─── Records shown ───
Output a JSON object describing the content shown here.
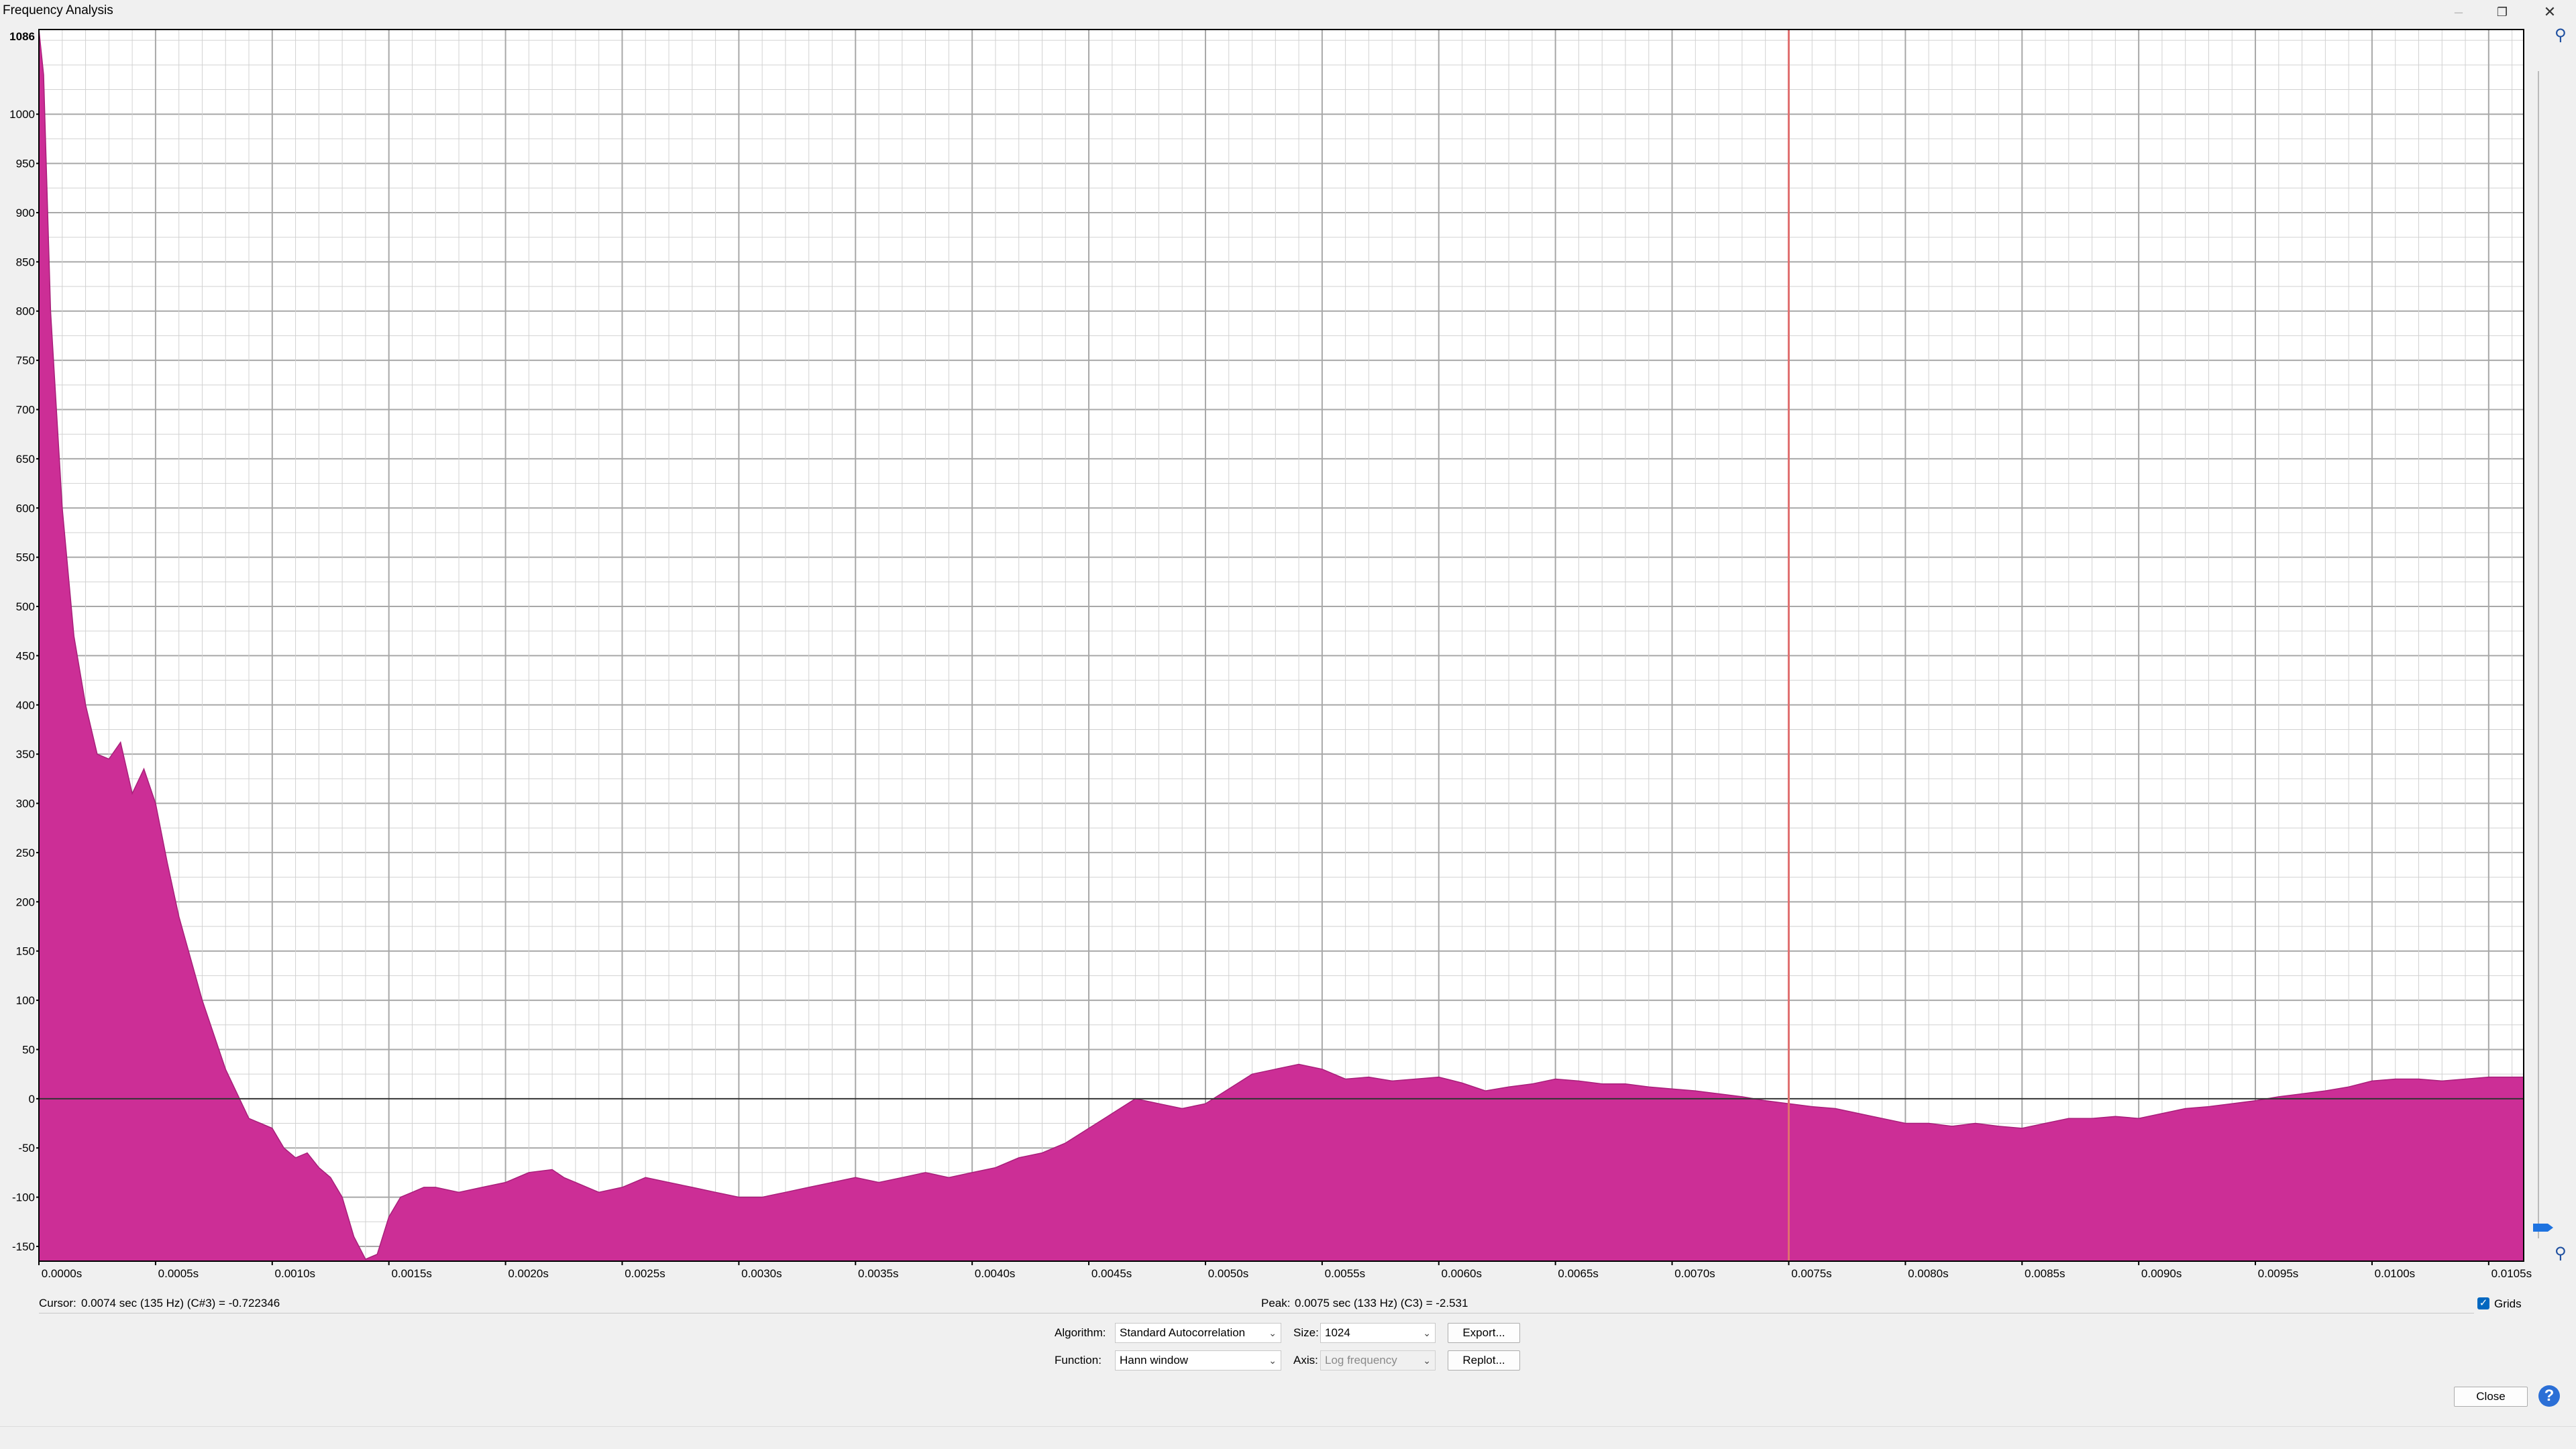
{
  "window": {
    "title": "Frequency Analysis",
    "minimize_icon": "minimize-icon",
    "restore_icon": "restore-icon",
    "close_icon": "close-icon"
  },
  "status": {
    "cursor_label": "Cursor:",
    "cursor_value": "0.0074 sec (135 Hz) (C#3) = -0.722346",
    "peak_label": "Peak:",
    "peak_value": "0.0075 sec (133 Hz) (C3) = -2.531"
  },
  "grids": {
    "label": "Grids",
    "checked": true
  },
  "controls": {
    "algorithm_label": "Algorithm:",
    "algorithm_value": "Standard Autocorrelation",
    "size_label": "Size:",
    "size_value": "1024",
    "export_label": "Export...",
    "function_label": "Function:",
    "function_value": "Hann window",
    "axis_label": "Axis:",
    "axis_value": "Log frequency",
    "replot_label": "Replot...",
    "close_label": "Close"
  },
  "chart_data": {
    "type": "area",
    "color": "#cc2e96",
    "xlim": [
      0,
      0.01065
    ],
    "ylim": [
      -165,
      1086
    ],
    "ytick_top_label": "1086",
    "y_ticks": [
      "1000",
      "950",
      "900",
      "850",
      "800",
      "750",
      "700",
      "650",
      "600",
      "550",
      "500",
      "450",
      "400",
      "350",
      "300",
      "250",
      "200",
      "150",
      "100",
      "50",
      "0",
      "-50",
      "-100",
      "-150"
    ],
    "x_ticks": [
      "0.0000s",
      "0.0005s",
      "0.0010s",
      "0.0015s",
      "0.0020s",
      "0.0025s",
      "0.0030s",
      "0.0035s",
      "0.0040s",
      "0.0045s",
      "0.0050s",
      "0.0055s",
      "0.0060s",
      "0.0065s",
      "0.0070s",
      "0.0075s",
      "0.0080s",
      "0.0085s",
      "0.0090s",
      "0.0095s",
      "0.0100s",
      "0.0105s"
    ],
    "cursor_x": 0.0075,
    "grid": true,
    "x": [
      0,
      2e-05,
      5e-05,
      0.0001,
      0.00015,
      0.0002,
      0.00025,
      0.0003,
      0.00035,
      0.0004,
      0.00045,
      0.0005,
      0.00055,
      0.0006,
      0.0007,
      0.0008,
      0.0009,
      0.00095,
      0.001,
      0.00105,
      0.0011,
      0.00115,
      0.0012,
      0.00125,
      0.0013,
      0.00135,
      0.0014,
      0.00145,
      0.0015,
      0.00155,
      0.0016,
      0.00165,
      0.0017,
      0.0018,
      0.0019,
      0.002,
      0.0021,
      0.0022,
      0.00225,
      0.0023,
      0.0024,
      0.0025,
      0.0026,
      0.0027,
      0.0028,
      0.0029,
      0.003,
      0.0031,
      0.0032,
      0.0033,
      0.0034,
      0.0035,
      0.0036,
      0.0037,
      0.0038,
      0.0039,
      0.004,
      0.0041,
      0.0042,
      0.0043,
      0.0044,
      0.0045,
      0.0046,
      0.0047,
      0.0048,
      0.0049,
      0.005,
      0.0051,
      0.0052,
      0.0053,
      0.0054,
      0.0055,
      0.0056,
      0.0057,
      0.0058,
      0.0059,
      0.006,
      0.0061,
      0.0062,
      0.0063,
      0.0064,
      0.0065,
      0.0066,
      0.0067,
      0.0068,
      0.0069,
      0.007,
      0.0071,
      0.0072,
      0.0073,
      0.0074,
      0.0075,
      0.0076,
      0.0077,
      0.0078,
      0.0079,
      0.008,
      0.0081,
      0.0082,
      0.0083,
      0.0084,
      0.0085,
      0.0086,
      0.0087,
      0.0088,
      0.0089,
      0.009,
      0.0091,
      0.0092,
      0.0093,
      0.0094,
      0.0095,
      0.0096,
      0.0097,
      0.0098,
      0.0099,
      0.01,
      0.0101,
      0.0102,
      0.0103,
      0.0104,
      0.0105,
      0.01065
    ],
    "y": [
      1086,
      1040,
      800,
      600,
      470,
      400,
      350,
      345,
      362,
      310,
      335,
      300,
      240,
      185,
      100,
      30,
      -20,
      -25,
      -30,
      -50,
      -60,
      -55,
      -70,
      -80,
      -100,
      -140,
      -163,
      -158,
      -120,
      -100,
      -95,
      -90,
      -90,
      -95,
      -90,
      -85,
      -75,
      -72,
      -80,
      -85,
      -95,
      -90,
      -80,
      -85,
      -90,
      -95,
      -100,
      -100,
      -95,
      -90,
      -85,
      -80,
      -85,
      -80,
      -75,
      -80,
      -75,
      -70,
      -60,
      -55,
      -45,
      -30,
      -15,
      0,
      -5,
      -10,
      -5,
      10,
      25,
      30,
      35,
      30,
      20,
      22,
      18,
      20,
      22,
      16,
      8,
      12,
      15,
      20,
      18,
      15,
      15,
      12,
      10,
      8,
      5,
      2,
      -2,
      -5,
      -8,
      -10,
      -15,
      -20,
      -25,
      -25,
      -28,
      -25,
      -28,
      -30,
      -25,
      -20,
      -20,
      -18,
      -20,
      -15,
      -10,
      -8,
      -5,
      -2,
      2,
      5,
      8,
      12,
      18,
      20,
      20,
      18,
      20,
      22,
      22
    ]
  }
}
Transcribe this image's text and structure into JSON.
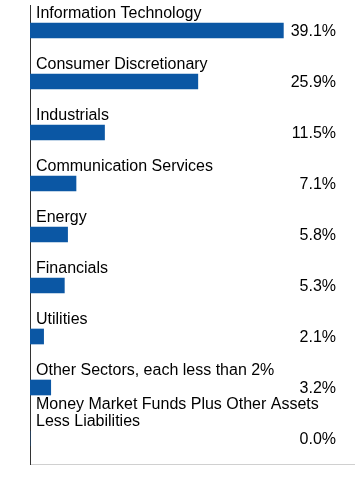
{
  "chart_data": {
    "type": "bar",
    "orientation": "horizontal",
    "categories": [
      "Information Technology",
      "Consumer Discretionary",
      "Industrials",
      "Communication Services",
      "Energy",
      "Financials",
      "Utilities",
      "Other Sectors, each less than 2%",
      "Money Market Funds Plus Other Assets Less Liabilities"
    ],
    "values": [
      39.1,
      25.9,
      11.5,
      7.1,
      5.8,
      5.3,
      2.1,
      3.2,
      0.0
    ],
    "value_labels": [
      "39.1%",
      "25.9%",
      "11.5%",
      "7.1%",
      "5.8%",
      "5.3%",
      "2.1%",
      "3.2%",
      "0.0%"
    ],
    "data_labels": true,
    "color": "#0b57a4",
    "xlim": [
      0,
      50
    ],
    "grid": false,
    "tick_labels": false
  }
}
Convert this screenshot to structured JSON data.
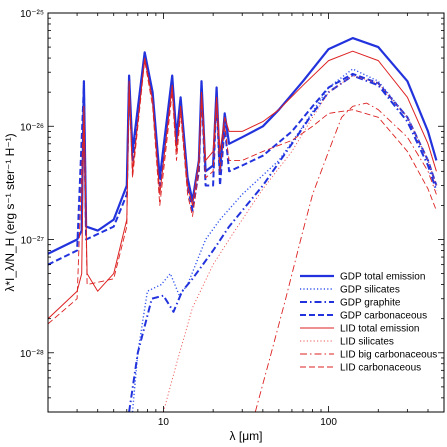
{
  "chart_data": {
    "type": "line",
    "title": "",
    "xlabel": "λ [μm]",
    "ylabel": "λ*I_λ/N_H (erg s⁻¹ ster⁻¹ H⁻¹)",
    "xscale": "log",
    "yscale": "log",
    "xlim": [
      2,
      500
    ],
    "ylim": [
      3e-29,
      1e-25
    ],
    "x_ticks": [
      {
        "v": 10,
        "label": "10"
      },
      {
        "v": 100,
        "label": "100"
      }
    ],
    "y_ticks": [
      {
        "v": 1e-28,
        "label": "10⁻²⁸"
      },
      {
        "v": 1e-27,
        "label": "10⁻²⁷"
      },
      {
        "v": 1e-26,
        "label": "10⁻²⁶"
      },
      {
        "v": 1e-25,
        "label": "10⁻²⁵"
      }
    ],
    "legend_position": "bottom-right",
    "grid": false,
    "series": [
      {
        "name": "GDP total emission",
        "color": "#2233dd",
        "style": "solid",
        "width": 2.2,
        "points": [
          [
            2,
            7.5e-28
          ],
          [
            3,
            1e-27
          ],
          [
            3.2,
            1.2e-27
          ],
          [
            3.3,
            2.5e-26
          ],
          [
            3.4,
            1.3e-27
          ],
          [
            4,
            1.2e-27
          ],
          [
            5,
            1.5e-27
          ],
          [
            6,
            3e-27
          ],
          [
            6.2,
            2.8e-26
          ],
          [
            6.5,
            6e-27
          ],
          [
            7.7,
            4.5e-26
          ],
          [
            8.6,
            2e-26
          ],
          [
            9.5,
            3.5e-27
          ],
          [
            11.3,
            2.8e-26
          ],
          [
            12,
            8e-27
          ],
          [
            12.7,
            1.8e-26
          ],
          [
            14,
            3.5e-27
          ],
          [
            15,
            2.2e-27
          ],
          [
            16.4,
            5e-27
          ],
          [
            17,
            2.5e-26
          ],
          [
            18,
            4e-27
          ],
          [
            20,
            4.5e-27
          ],
          [
            21,
            2.2e-26
          ],
          [
            22,
            4e-27
          ],
          [
            23.5,
            1.3e-26
          ],
          [
            25,
            7e-27
          ],
          [
            30,
            8e-27
          ],
          [
            40,
            1e-26
          ],
          [
            50,
            1.4e-26
          ],
          [
            70,
            2.5e-26
          ],
          [
            100,
            4.8e-26
          ],
          [
            140,
            6e-26
          ],
          [
            200,
            5e-26
          ],
          [
            300,
            2.5e-26
          ],
          [
            400,
            9e-27
          ],
          [
            450,
            5e-27
          ]
        ]
      },
      {
        "name": "GDP silicates",
        "color": "#3355ee",
        "style": "dotted",
        "width": 1.4,
        "points": [
          [
            6.5,
            3e-29
          ],
          [
            7,
            1e-28
          ],
          [
            8,
            3.5e-28
          ],
          [
            9.7,
            4e-28
          ],
          [
            11,
            5e-28
          ],
          [
            12.5,
            3.2e-28
          ],
          [
            14,
            4e-28
          ],
          [
            18,
            1e-27
          ],
          [
            22,
            1.5e-27
          ],
          [
            30,
            2.5e-27
          ],
          [
            50,
            5e-27
          ],
          [
            70,
            1e-26
          ],
          [
            100,
            2.2e-26
          ],
          [
            140,
            3.2e-26
          ],
          [
            200,
            2.5e-26
          ],
          [
            300,
            1.2e-26
          ],
          [
            400,
            5e-27
          ],
          [
            450,
            3e-27
          ]
        ]
      },
      {
        "name": "GDP graphite",
        "color": "#2233dd",
        "style": "dashdot",
        "width": 2,
        "points": [
          [
            6.2,
            3e-29
          ],
          [
            7,
            1e-28
          ],
          [
            8.5,
            3e-28
          ],
          [
            10,
            3.2e-28
          ],
          [
            11.5,
            2.3e-28
          ],
          [
            13,
            3.5e-28
          ],
          [
            15,
            4.5e-28
          ],
          [
            20,
            8e-28
          ],
          [
            25,
            1.3e-27
          ],
          [
            30,
            1.8e-27
          ],
          [
            40,
            3e-27
          ],
          [
            60,
            7e-27
          ],
          [
            80,
            1.3e-26
          ],
          [
            100,
            2e-26
          ],
          [
            140,
            2.8e-26
          ],
          [
            200,
            2.3e-26
          ],
          [
            300,
            1.1e-26
          ],
          [
            400,
            4.5e-27
          ],
          [
            450,
            2.7e-27
          ]
        ]
      },
      {
        "name": "GDP carbonaceous",
        "color": "#2233dd",
        "style": "dashed",
        "width": 2,
        "points": [
          [
            2,
            6e-28
          ],
          [
            3,
            8e-28
          ],
          [
            3.3,
            2.3e-26
          ],
          [
            3.4,
            1e-27
          ],
          [
            5,
            1.3e-27
          ],
          [
            6,
            2.5e-27
          ],
          [
            6.2,
            2.6e-26
          ],
          [
            6.5,
            5e-27
          ],
          [
            7.7,
            4.2e-26
          ],
          [
            8.6,
            1.8e-26
          ],
          [
            9.5,
            3e-27
          ],
          [
            11.3,
            2.5e-26
          ],
          [
            12,
            7e-27
          ],
          [
            12.7,
            1.6e-26
          ],
          [
            14,
            3e-27
          ],
          [
            15,
            1.8e-27
          ],
          [
            16.4,
            4e-27
          ],
          [
            17,
            2.2e-26
          ],
          [
            18,
            3e-27
          ],
          [
            20,
            3e-27
          ],
          [
            21,
            2e-26
          ],
          [
            22,
            3e-27
          ],
          [
            23.5,
            1e-26
          ],
          [
            25,
            4e-27
          ],
          [
            30,
            4.5e-27
          ],
          [
            40,
            5.5e-27
          ],
          [
            60,
            9e-27
          ],
          [
            80,
            1.5e-26
          ],
          [
            100,
            2.2e-26
          ],
          [
            140,
            2.9e-26
          ],
          [
            200,
            2.4e-26
          ],
          [
            300,
            1.2e-26
          ],
          [
            400,
            5e-27
          ],
          [
            450,
            3e-27
          ]
        ]
      },
      {
        "name": "LID total emission",
        "color": "#dd2222",
        "style": "solid",
        "width": 1,
        "points": [
          [
            2,
            2e-28
          ],
          [
            3,
            3.5e-28
          ],
          [
            3.2,
            5e-28
          ],
          [
            3.3,
            1.5e-26
          ],
          [
            3.45,
            5e-28
          ],
          [
            4,
            3.5e-28
          ],
          [
            5,
            5e-28
          ],
          [
            6,
            1.5e-27
          ],
          [
            6.2,
            2.5e-26
          ],
          [
            6.5,
            4e-27
          ],
          [
            7.7,
            4e-26
          ],
          [
            8.6,
            1.7e-26
          ],
          [
            9.5,
            2.5e-27
          ],
          [
            11.3,
            2.3e-26
          ],
          [
            12,
            6e-27
          ],
          [
            12.7,
            1.5e-26
          ],
          [
            14,
            3e-27
          ],
          [
            15,
            2e-27
          ],
          [
            16.4,
            5e-27
          ],
          [
            17,
            2e-26
          ],
          [
            18,
            5e-27
          ],
          [
            20,
            6e-27
          ],
          [
            21,
            1.8e-26
          ],
          [
            22,
            6e-27
          ],
          [
            23.5,
            1.2e-26
          ],
          [
            25,
            9e-27
          ],
          [
            30,
            9e-27
          ],
          [
            40,
            1.1e-26
          ],
          [
            50,
            1.4e-26
          ],
          [
            70,
            2.3e-26
          ],
          [
            100,
            3.8e-26
          ],
          [
            140,
            4.6e-26
          ],
          [
            200,
            3.8e-26
          ],
          [
            300,
            1.8e-26
          ],
          [
            400,
            7e-27
          ],
          [
            450,
            4e-27
          ]
        ]
      },
      {
        "name": "LID silicates",
        "color": "#ee5555",
        "style": "dotted",
        "width": 0.9,
        "points": [
          [
            10,
            3e-29
          ],
          [
            12,
            8e-29
          ],
          [
            15,
            2.5e-28
          ],
          [
            20,
            6e-28
          ],
          [
            25,
            1e-27
          ],
          [
            30,
            1.5e-27
          ],
          [
            40,
            2.8e-27
          ],
          [
            60,
            6e-27
          ],
          [
            80,
            1.2e-26
          ],
          [
            100,
            2e-26
          ],
          [
            140,
            2.8e-26
          ],
          [
            200,
            2.4e-26
          ],
          [
            300,
            1.2e-26
          ],
          [
            400,
            5e-27
          ],
          [
            450,
            3e-27
          ]
        ]
      },
      {
        "name": "LID big carbonaceous",
        "color": "#dd2222",
        "style": "dashdot",
        "width": 0.9,
        "points": [
          [
            36,
            3e-29
          ],
          [
            45,
            1e-28
          ],
          [
            55,
            3e-28
          ],
          [
            70,
            1.2e-27
          ],
          [
            80,
            2.5e-27
          ],
          [
            100,
            6e-27
          ],
          [
            120,
            1.2e-26
          ],
          [
            140,
            1.5e-26
          ],
          [
            170,
            1.6e-26
          ],
          [
            200,
            1.4e-26
          ],
          [
            300,
            8e-27
          ],
          [
            400,
            4e-27
          ],
          [
            450,
            2.5e-27
          ]
        ]
      },
      {
        "name": "LID carbonaceous",
        "color": "#dd2222",
        "style": "dashed",
        "width": 0.9,
        "points": [
          [
            2,
            1.8e-28
          ],
          [
            3,
            3e-28
          ],
          [
            3.3,
            1.4e-26
          ],
          [
            3.45,
            4e-28
          ],
          [
            5,
            4.5e-28
          ],
          [
            6,
            1.3e-27
          ],
          [
            6.2,
            2.3e-26
          ],
          [
            6.5,
            3.5e-27
          ],
          [
            7.7,
            3.8e-26
          ],
          [
            8.6,
            1.5e-26
          ],
          [
            9.5,
            2e-27
          ],
          [
            11.3,
            2e-26
          ],
          [
            12,
            5e-27
          ],
          [
            12.7,
            1.3e-26
          ],
          [
            14,
            2.5e-27
          ],
          [
            15,
            1.6e-27
          ],
          [
            16.4,
            4e-27
          ],
          [
            17,
            1.8e-26
          ],
          [
            18,
            3.5e-27
          ],
          [
            20,
            4e-27
          ],
          [
            21,
            1.6e-26
          ],
          [
            22,
            4e-27
          ],
          [
            23.5,
            1e-26
          ],
          [
            25,
            5e-27
          ],
          [
            30,
            5e-27
          ],
          [
            40,
            6e-27
          ],
          [
            60,
            7.5e-27
          ],
          [
            80,
            1e-26
          ],
          [
            100,
            1.3e-26
          ],
          [
            140,
            1.4e-26
          ],
          [
            200,
            1.2e-26
          ],
          [
            300,
            6e-27
          ],
          [
            400,
            2.8e-27
          ],
          [
            450,
            1.8e-27
          ]
        ]
      }
    ]
  }
}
───
Copy out each line of the entries that holds "Other".

* Task output *
      "Other Sectors, each less than 2%",
      "Money Market Funds Plus Other Assets Less Liabilities"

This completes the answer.